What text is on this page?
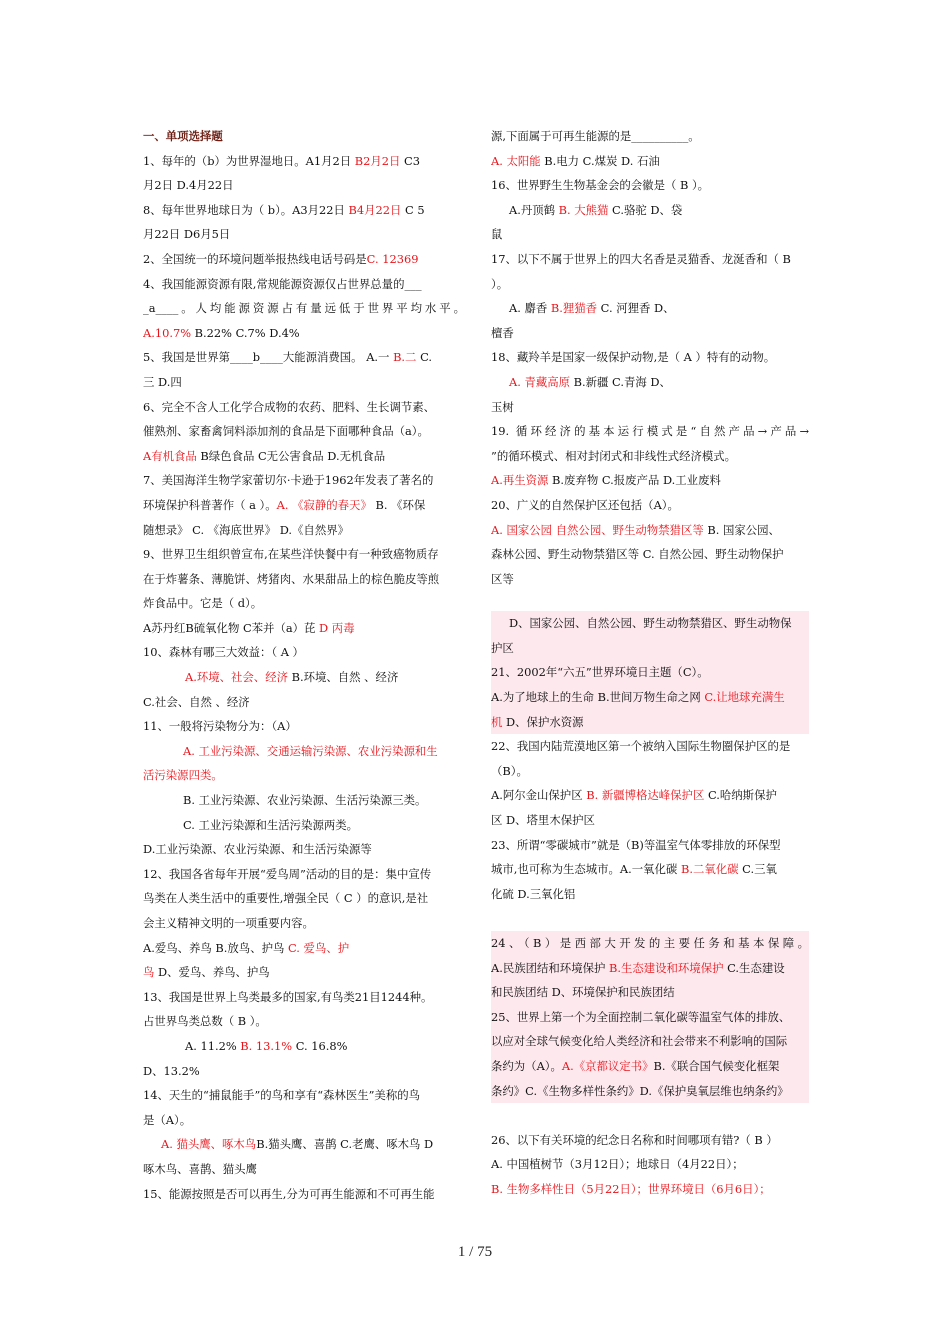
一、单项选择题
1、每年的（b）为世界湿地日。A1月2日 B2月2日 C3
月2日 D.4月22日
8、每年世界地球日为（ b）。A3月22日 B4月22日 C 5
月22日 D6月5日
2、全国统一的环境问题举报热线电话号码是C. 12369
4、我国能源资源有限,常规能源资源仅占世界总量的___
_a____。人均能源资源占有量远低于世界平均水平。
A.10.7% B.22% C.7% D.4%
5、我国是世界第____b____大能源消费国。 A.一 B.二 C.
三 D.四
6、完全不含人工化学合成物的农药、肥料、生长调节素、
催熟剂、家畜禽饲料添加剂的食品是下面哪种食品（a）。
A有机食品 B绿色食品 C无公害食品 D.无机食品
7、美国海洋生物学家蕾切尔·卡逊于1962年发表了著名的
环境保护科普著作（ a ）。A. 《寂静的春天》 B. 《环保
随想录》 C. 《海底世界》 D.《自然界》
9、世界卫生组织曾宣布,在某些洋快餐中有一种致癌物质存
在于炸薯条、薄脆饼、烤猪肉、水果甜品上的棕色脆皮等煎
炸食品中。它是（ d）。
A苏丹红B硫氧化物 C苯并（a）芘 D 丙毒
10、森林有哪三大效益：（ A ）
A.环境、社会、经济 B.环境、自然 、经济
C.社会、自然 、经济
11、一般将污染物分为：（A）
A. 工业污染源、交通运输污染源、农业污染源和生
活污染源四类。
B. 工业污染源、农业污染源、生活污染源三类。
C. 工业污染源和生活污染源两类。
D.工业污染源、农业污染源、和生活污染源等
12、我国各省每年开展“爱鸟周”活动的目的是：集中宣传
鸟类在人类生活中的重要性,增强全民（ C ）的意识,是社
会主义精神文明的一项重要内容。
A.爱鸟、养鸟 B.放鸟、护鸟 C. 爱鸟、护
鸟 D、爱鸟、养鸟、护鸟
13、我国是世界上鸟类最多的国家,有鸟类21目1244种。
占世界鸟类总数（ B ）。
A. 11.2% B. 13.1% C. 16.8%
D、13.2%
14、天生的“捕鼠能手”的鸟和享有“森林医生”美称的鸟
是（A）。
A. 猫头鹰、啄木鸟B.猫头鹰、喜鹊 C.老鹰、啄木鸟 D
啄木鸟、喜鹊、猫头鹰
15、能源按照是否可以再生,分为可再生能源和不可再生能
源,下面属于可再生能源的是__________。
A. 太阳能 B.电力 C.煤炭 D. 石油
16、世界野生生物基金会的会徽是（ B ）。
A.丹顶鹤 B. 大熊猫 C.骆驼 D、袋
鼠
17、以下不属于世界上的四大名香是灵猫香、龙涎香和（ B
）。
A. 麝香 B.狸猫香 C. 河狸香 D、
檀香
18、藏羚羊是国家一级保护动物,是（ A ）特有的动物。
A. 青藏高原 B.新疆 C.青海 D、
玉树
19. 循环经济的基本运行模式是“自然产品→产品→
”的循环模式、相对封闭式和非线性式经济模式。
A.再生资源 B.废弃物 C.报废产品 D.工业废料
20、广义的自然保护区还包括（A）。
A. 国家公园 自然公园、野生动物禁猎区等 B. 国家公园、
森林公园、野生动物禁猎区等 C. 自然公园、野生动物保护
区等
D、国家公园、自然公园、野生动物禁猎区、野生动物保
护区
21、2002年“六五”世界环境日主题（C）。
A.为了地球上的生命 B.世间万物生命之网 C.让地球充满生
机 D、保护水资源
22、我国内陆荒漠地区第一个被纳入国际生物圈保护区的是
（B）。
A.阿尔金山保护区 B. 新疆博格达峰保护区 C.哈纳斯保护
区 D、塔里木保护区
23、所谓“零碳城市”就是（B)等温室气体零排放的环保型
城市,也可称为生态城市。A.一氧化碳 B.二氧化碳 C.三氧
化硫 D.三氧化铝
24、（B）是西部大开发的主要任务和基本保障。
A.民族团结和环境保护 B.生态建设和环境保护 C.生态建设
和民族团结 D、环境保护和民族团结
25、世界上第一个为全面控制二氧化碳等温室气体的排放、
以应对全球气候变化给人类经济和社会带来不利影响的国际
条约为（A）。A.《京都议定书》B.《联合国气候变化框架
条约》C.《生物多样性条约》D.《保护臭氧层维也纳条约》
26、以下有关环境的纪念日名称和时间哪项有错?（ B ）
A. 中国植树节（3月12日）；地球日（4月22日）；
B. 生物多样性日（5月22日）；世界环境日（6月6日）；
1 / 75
──────────────────────────────
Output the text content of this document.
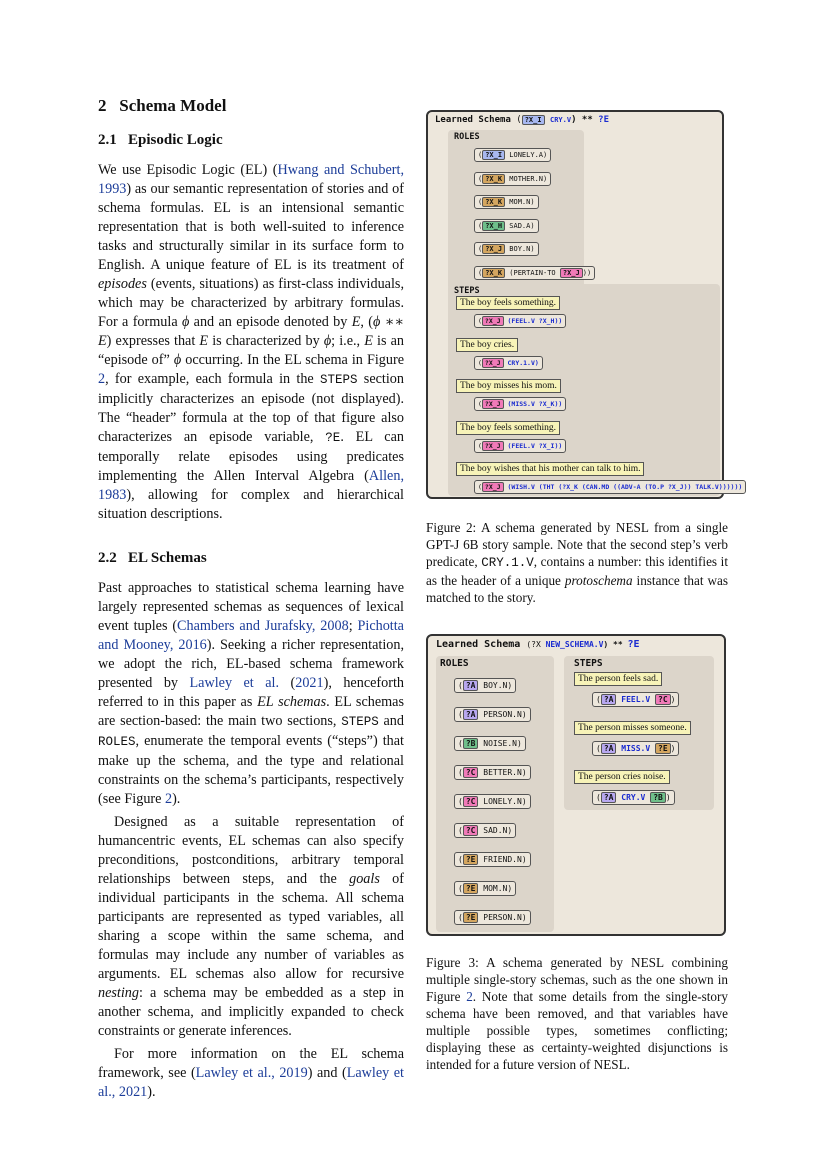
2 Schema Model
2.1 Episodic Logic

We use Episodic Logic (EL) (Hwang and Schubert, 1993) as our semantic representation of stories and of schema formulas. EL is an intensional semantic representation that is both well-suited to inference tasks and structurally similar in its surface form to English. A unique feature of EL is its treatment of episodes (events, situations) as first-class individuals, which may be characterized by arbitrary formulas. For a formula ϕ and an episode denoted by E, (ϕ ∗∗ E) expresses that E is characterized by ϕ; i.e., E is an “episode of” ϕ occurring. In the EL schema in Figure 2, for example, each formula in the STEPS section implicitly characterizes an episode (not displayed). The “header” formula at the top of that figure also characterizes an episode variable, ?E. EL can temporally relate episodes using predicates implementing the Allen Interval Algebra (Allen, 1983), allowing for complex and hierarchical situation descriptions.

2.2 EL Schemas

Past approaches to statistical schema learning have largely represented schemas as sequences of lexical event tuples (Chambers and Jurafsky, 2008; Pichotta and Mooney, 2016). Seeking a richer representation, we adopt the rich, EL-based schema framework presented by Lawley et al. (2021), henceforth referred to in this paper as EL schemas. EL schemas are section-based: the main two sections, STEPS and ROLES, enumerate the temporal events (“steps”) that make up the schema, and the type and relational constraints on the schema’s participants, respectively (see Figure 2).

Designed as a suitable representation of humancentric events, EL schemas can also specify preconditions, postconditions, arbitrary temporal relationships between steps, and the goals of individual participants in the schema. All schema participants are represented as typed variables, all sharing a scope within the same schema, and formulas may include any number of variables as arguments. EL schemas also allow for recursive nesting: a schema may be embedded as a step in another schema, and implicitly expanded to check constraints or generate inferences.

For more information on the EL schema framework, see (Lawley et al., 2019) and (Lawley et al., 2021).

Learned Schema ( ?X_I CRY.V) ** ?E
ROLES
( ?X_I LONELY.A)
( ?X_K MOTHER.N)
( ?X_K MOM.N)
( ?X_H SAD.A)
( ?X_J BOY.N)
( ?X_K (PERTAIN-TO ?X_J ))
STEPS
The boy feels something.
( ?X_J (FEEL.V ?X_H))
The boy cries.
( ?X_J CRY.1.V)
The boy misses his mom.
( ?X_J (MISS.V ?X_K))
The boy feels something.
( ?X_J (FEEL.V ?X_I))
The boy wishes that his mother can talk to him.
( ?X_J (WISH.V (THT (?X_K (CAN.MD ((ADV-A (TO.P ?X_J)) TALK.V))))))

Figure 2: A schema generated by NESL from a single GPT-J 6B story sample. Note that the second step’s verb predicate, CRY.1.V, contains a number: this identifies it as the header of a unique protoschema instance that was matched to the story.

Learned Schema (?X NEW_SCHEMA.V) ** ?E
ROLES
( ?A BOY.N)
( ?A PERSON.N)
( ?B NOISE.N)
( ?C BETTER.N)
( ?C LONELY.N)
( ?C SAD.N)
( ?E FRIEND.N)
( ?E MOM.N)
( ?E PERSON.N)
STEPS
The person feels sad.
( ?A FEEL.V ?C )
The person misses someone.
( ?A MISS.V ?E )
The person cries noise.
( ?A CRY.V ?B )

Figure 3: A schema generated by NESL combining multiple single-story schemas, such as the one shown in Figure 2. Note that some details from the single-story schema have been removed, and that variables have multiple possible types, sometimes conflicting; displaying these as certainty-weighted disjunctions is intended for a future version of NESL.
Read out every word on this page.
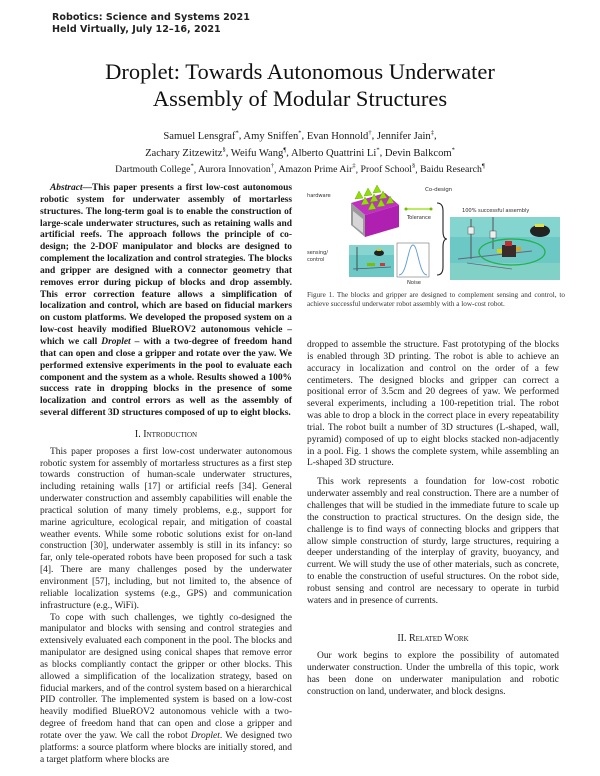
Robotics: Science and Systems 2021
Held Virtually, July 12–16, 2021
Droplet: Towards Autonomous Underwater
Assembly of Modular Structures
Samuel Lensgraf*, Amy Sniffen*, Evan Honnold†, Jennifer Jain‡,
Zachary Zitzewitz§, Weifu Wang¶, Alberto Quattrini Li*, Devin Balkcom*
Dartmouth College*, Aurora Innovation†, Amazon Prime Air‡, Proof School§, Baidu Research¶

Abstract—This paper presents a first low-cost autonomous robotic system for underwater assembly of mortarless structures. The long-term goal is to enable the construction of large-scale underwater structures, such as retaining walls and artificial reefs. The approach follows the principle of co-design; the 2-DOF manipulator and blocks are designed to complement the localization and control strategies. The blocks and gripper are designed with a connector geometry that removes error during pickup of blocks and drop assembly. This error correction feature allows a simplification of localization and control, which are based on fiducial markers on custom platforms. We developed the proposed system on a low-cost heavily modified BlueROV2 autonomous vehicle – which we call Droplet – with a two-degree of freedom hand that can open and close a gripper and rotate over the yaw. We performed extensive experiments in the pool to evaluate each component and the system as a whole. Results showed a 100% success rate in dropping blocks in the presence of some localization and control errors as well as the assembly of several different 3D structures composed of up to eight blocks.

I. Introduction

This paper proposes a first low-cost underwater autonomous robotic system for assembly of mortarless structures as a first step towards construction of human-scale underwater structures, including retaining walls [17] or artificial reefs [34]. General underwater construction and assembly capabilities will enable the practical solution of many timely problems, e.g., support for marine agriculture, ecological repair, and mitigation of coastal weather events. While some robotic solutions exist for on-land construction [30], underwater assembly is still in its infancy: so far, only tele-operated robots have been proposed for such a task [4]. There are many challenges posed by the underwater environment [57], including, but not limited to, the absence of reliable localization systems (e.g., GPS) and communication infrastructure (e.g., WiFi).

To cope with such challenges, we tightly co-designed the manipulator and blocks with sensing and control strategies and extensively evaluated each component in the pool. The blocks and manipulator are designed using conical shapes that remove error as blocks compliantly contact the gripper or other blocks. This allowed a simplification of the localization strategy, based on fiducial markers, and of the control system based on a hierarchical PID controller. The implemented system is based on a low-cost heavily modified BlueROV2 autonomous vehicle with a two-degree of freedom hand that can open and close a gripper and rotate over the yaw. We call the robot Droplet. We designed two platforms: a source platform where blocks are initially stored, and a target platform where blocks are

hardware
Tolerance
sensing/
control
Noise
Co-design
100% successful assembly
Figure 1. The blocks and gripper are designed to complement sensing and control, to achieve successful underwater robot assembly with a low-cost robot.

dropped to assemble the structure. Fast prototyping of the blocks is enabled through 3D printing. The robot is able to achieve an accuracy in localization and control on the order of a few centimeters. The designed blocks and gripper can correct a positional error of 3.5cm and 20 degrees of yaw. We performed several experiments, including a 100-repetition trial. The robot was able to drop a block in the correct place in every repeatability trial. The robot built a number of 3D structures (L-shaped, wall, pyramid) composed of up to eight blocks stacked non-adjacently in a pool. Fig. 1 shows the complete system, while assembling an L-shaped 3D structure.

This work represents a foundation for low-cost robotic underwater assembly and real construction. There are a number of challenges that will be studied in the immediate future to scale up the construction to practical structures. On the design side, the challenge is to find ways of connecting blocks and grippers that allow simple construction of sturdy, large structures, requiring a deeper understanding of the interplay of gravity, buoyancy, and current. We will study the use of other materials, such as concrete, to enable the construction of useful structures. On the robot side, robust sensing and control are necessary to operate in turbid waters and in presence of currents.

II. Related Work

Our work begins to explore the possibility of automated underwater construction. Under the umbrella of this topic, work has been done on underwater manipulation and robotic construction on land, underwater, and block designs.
──────────────────────────────
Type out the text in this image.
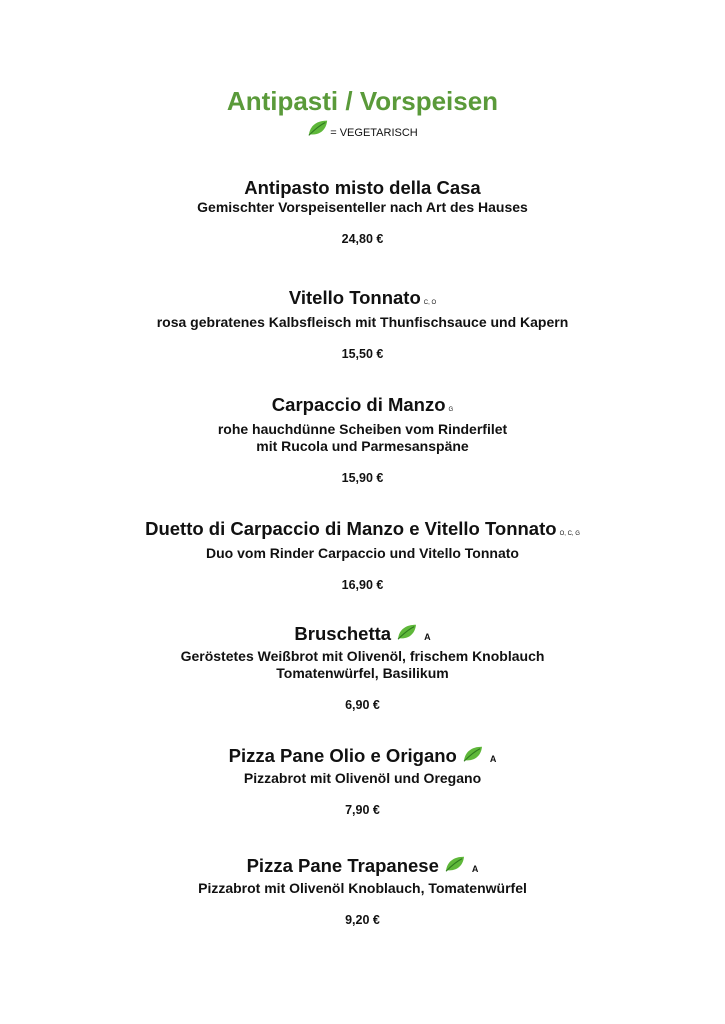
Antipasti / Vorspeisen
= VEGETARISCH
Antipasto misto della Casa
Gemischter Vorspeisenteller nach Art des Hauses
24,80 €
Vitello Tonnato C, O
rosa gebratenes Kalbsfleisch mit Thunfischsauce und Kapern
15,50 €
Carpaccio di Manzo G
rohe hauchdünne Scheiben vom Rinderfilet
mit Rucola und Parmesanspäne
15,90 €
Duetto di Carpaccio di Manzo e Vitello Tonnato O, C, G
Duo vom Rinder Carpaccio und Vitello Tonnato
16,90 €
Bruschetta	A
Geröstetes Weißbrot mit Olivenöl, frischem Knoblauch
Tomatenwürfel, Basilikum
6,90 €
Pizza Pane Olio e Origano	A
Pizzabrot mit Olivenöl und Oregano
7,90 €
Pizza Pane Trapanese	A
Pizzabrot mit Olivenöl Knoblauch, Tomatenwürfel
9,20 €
──────────────────────────────
== What the task asks ==
Report every line containing the word "Manzo" from the listing above.

== Response to this exercise ==
Carpaccio di Manzo G
Duetto di Carpaccio di Manzo e Vitello Tonnato O, C, G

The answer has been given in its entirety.